### SHORT TASK
Skip every picture and transcribe the remaining material exactly.

### INFORMATION PROVIDED

########################################

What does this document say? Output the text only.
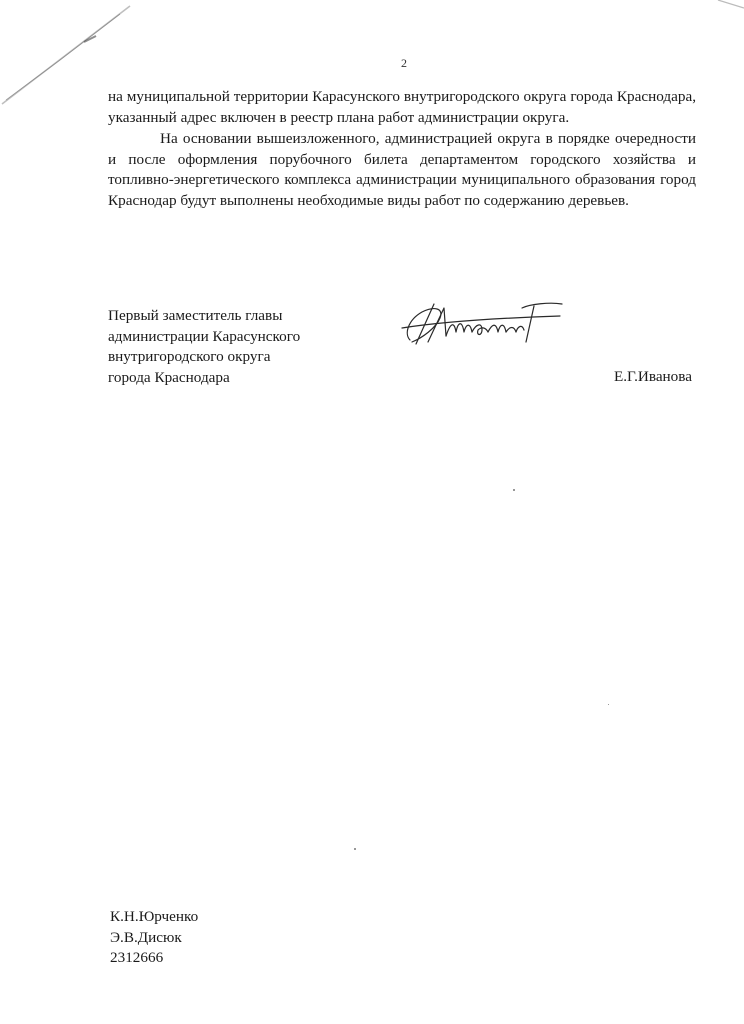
2

на муниципальной территории Карасунского внутригородского округа города Краснодара, указанный адрес включен в реестр плана работ администрации округа.

На основании вышеизложенного, администрацией округа в порядке очередности и после оформления порубочного билета департаментом городского хозяйства и топливно-энергетического комплекса администрации муниципального образования город Краснодар будут выполнены необходимые виды работ по содержанию деревьев.

Первый заместитель главы
администрации Карасунского
внутригородского округа
города Краснодара	Е.Г.Иванова
К.Н.Юрченко
Э.В.Дисюк
2312666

########################################

### RIGHT ANSWER
What does this document say? Output the text only.
2

на муниципальной территории Карасунского внутригородского округа города Краснодара, указанный адрес включен в реестр плана работ администрации округа.

На основании вышеизложенного, администрацией округа в порядке очередности и после оформления порубочного билета департаментом городского хозяйства и топливно-энергетического комплекса администрации муниципального образования город Краснодар будут выполнены необходимые виды работ по содержанию деревьев.

Первый заместитель главы
администрации Карасунского
внутригородского округа
города Краснодара	Е.Г.Иванова
К.Н.Юрченко
Э.В.Дисюк
2312666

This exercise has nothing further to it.